Task instructions — Emit the entire listing verbatim.

>> START

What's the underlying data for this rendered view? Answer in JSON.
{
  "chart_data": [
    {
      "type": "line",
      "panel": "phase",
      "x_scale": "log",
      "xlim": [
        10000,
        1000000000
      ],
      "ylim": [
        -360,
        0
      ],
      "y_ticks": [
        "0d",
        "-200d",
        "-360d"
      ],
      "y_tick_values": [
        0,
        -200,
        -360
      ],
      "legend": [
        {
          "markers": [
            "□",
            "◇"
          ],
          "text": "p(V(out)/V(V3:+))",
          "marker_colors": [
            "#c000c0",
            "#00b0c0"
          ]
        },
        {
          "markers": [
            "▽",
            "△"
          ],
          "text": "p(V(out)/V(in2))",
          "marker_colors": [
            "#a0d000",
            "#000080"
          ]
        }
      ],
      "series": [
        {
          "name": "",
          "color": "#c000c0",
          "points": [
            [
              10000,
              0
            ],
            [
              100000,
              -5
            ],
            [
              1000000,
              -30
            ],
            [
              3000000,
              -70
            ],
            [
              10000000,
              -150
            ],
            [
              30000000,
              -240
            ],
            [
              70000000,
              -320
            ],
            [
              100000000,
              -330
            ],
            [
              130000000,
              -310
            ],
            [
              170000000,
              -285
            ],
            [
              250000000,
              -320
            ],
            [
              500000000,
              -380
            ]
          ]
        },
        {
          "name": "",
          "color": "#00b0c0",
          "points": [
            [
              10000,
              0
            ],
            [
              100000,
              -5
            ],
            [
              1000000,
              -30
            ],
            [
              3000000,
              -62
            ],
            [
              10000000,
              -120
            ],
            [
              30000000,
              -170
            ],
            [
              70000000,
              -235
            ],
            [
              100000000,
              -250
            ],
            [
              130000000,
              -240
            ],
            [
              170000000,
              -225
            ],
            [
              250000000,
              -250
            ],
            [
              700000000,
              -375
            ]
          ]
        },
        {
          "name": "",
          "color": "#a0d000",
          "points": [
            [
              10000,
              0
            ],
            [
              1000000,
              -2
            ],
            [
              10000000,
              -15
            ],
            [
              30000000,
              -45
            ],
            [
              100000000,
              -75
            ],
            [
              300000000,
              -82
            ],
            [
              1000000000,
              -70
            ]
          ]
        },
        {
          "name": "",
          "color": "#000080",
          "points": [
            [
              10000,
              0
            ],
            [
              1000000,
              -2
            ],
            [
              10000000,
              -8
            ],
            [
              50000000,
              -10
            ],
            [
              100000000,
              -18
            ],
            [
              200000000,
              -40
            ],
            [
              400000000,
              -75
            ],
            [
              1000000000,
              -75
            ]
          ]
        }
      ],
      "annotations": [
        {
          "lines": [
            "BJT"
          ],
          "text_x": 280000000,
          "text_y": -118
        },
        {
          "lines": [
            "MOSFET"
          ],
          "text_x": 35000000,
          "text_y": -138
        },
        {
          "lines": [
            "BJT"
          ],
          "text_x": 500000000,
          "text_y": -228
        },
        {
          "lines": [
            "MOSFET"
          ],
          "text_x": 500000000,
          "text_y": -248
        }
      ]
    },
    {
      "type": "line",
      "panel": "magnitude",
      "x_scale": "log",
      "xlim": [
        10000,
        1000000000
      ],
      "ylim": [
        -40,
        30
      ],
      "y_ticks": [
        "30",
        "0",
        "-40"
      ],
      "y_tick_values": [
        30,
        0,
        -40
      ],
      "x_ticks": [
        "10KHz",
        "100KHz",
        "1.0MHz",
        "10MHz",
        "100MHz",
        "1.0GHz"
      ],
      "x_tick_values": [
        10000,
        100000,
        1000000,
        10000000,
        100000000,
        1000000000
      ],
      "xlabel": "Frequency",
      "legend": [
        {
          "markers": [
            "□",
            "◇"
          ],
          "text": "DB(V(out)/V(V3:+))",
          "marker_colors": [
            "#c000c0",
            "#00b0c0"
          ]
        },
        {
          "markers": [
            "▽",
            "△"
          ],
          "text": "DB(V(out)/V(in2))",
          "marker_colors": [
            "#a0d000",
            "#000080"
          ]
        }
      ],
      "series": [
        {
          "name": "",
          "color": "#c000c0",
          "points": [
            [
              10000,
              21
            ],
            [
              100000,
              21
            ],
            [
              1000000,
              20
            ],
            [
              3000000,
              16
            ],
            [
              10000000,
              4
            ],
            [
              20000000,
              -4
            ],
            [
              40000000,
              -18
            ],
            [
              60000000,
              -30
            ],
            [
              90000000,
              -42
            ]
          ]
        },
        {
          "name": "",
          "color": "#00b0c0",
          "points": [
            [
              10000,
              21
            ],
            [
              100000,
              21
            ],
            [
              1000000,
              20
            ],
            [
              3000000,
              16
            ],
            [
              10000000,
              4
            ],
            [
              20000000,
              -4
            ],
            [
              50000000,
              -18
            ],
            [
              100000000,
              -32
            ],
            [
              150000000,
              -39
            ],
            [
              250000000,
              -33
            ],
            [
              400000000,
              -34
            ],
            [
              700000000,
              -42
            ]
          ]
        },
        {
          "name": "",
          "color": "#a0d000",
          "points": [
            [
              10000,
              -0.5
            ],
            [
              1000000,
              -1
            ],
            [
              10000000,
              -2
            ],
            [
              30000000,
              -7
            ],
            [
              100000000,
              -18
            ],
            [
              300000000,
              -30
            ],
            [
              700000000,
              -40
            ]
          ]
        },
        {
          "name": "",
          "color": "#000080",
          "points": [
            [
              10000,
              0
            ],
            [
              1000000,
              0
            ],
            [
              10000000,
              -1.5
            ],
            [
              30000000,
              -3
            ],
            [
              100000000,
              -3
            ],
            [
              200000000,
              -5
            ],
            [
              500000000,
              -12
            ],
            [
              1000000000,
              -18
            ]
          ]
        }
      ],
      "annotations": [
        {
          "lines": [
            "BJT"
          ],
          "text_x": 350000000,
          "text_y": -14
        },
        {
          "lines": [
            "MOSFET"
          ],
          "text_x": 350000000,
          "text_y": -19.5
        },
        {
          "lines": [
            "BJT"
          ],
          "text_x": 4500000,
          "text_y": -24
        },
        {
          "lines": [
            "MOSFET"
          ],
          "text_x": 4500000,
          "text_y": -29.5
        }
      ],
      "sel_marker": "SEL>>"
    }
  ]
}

>> END

Result for this exercise —
What's the underlying data for this rendered view? Answer in JSON.
{
  "chart_data": [
    {
      "type": "line",
      "panel": "phase",
      "x_scale": "log",
      "xlim": [
        10000,
        1000000000
      ],
      "ylim": [
        -360,
        0
      ],
      "y_ticks": [
        "0d",
        "-200d",
        "-360d"
      ],
      "y_tick_values": [
        0,
        -200,
        -360
      ],
      "legend": [
        {
          "markers": [
            "□",
            "◇"
          ],
          "text": "p(V(out)/V(V3:+))",
          "marker_colors": [
            "#c000c0",
            "#00b0c0"
          ]
        },
        {
          "markers": [
            "▽",
            "△"
          ],
          "text": "p(V(out)/V(in2))",
          "marker_colors": [
            "#a0d000",
            "#000080"
          ]
        }
      ],
      "series": [
        {
          "name": "",
          "color": "#c000c0",
          "points": [
            [
              10000,
              0
            ],
            [
              100000,
              -5
            ],
            [
              1000000,
              -30
            ],
            [
              3000000,
              -70
            ],
            [
              10000000,
              -150
            ],
            [
              30000000,
              -240
            ],
            [
              70000000,
              -320
            ],
            [
              100000000,
              -330
            ],
            [
              130000000,
              -310
            ],
            [
              170000000,
              -285
            ],
            [
              250000000,
              -320
            ],
            [
              500000000,
              -380
            ]
          ]
        },
        {
          "name": "",
          "color": "#00b0c0",
          "points": [
            [
              10000,
              0
            ],
            [
              100000,
              -5
            ],
            [
              1000000,
              -30
            ],
            [
              3000000,
              -62
            ],
            [
              10000000,
              -120
            ],
            [
              30000000,
              -170
            ],
            [
              70000000,
              -235
            ],
            [
              100000000,
              -250
            ],
            [
              130000000,
              -240
            ],
            [
              170000000,
              -225
            ],
            [
              250000000,
              -250
            ],
            [
              700000000,
              -375
            ]
          ]
        },
        {
          "name": "",
          "color": "#a0d000",
          "points": [
            [
              10000,
              0
            ],
            [
              1000000,
              -2
            ],
            [
              10000000,
              -15
            ],
            [
              30000000,
              -45
            ],
            [
              100000000,
              -75
            ],
            [
              300000000,
              -82
            ],
            [
              1000000000,
              -70
            ]
          ]
        },
        {
          "name": "",
          "color": "#000080",
          "points": [
            [
              10000,
              0
            ],
            [
              1000000,
              -2
            ],
            [
              10000000,
              -8
            ],
            [
              50000000,
              -10
            ],
            [
              100000000,
              -18
            ],
            [
              200000000,
              -40
            ],
            [
              400000000,
              -75
            ],
            [
              1000000000,
              -75
            ]
          ]
        }
      ],
      "annotations": [
        {
          "lines": [
            "BJT"
          ],
          "text_x": 280000000,
          "text_y": -118
        },
        {
          "lines": [
            "MOSFET"
          ],
          "text_x": 35000000,
          "text_y": -138
        },
        {
          "lines": [
            "BJT"
          ],
          "text_x": 500000000,
          "text_y": -228
        },
        {
          "lines": [
            "MOSFET"
          ],
          "text_x": 500000000,
          "text_y": -248
        }
      ]
    },
    {
      "type": "line",
      "panel": "magnitude",
      "x_scale": "log",
      "xlim": [
        10000,
        1000000000
      ],
      "ylim": [
        -40,
        30
      ],
      "y_ticks": [
        "30",
        "0",
        "-40"
      ],
      "y_tick_values": [
        30,
        0,
        -40
      ],
      "x_ticks": [
        "10KHz",
        "100KHz",
        "1.0MHz",
        "10MHz",
        "100MHz",
        "1.0GHz"
      ],
      "x_tick_values": [
        10000,
        100000,
        1000000,
        10000000,
        100000000,
        1000000000
      ],
      "xlabel": "Frequency",
      "legend": [
        {
          "markers": [
            "□",
            "◇"
          ],
          "text": "DB(V(out)/V(V3:+))",
          "marker_colors": [
            "#c000c0",
            "#00b0c0"
          ]
        },
        {
          "markers": [
            "▽",
            "△"
          ],
          "text": "DB(V(out)/V(in2))",
          "marker_colors": [
            "#a0d000",
            "#000080"
          ]
        }
      ],
      "series": [
        {
          "name": "",
          "color": "#c000c0",
          "points": [
            [
              10000,
              21
            ],
            [
              100000,
              21
            ],
            [
              1000000,
              20
            ],
            [
              3000000,
              16
            ],
            [
              10000000,
              4
            ],
            [
              20000000,
              -4
            ],
            [
              40000000,
              -18
            ],
            [
              60000000,
              -30
            ],
            [
              90000000,
              -42
            ]
          ]
        },
        {
          "name": "",
          "color": "#00b0c0",
          "points": [
            [
              10000,
              21
            ],
            [
              100000,
              21
            ],
            [
              1000000,
              20
            ],
            [
              3000000,
              16
            ],
            [
              10000000,
              4
            ],
            [
              20000000,
              -4
            ],
            [
              50000000,
              -18
            ],
            [
              100000000,
              -32
            ],
            [
              150000000,
              -39
            ],
            [
              250000000,
              -33
            ],
            [
              400000000,
              -34
            ],
            [
              700000000,
              -42
            ]
          ]
        },
        {
          "name": "",
          "color": "#a0d000",
          "points": [
            [
              10000,
              -0.5
            ],
            [
              1000000,
              -1
            ],
            [
              10000000,
              -2
            ],
            [
              30000000,
              -7
            ],
            [
              100000000,
              -18
            ],
            [
              300000000,
              -30
            ],
            [
              700000000,
              -40
            ]
          ]
        },
        {
          "name": "",
          "color": "#000080",
          "points": [
            [
              10000,
              0
            ],
            [
              1000000,
              0
            ],
            [
              10000000,
              -1.5
            ],
            [
              30000000,
              -3
            ],
            [
              100000000,
              -3
            ],
            [
              200000000,
              -5
            ],
            [
              500000000,
              -12
            ],
            [
              1000000000,
              -18
            ]
          ]
        }
      ],
      "annotations": [
        {
          "lines": [
            "BJT"
          ],
          "text_x": 350000000,
          "text_y": -14
        },
        {
          "lines": [
            "MOSFET"
          ],
          "text_x": 350000000,
          "text_y": -19.5
        },
        {
          "lines": [
            "BJT"
          ],
          "text_x": 4500000,
          "text_y": -24
        },
        {
          "lines": [
            "MOSFET"
          ],
          "text_x": 4500000,
          "text_y": -29.5
        }
      ],
      "sel_marker": "SEL>>"
    }
  ]
}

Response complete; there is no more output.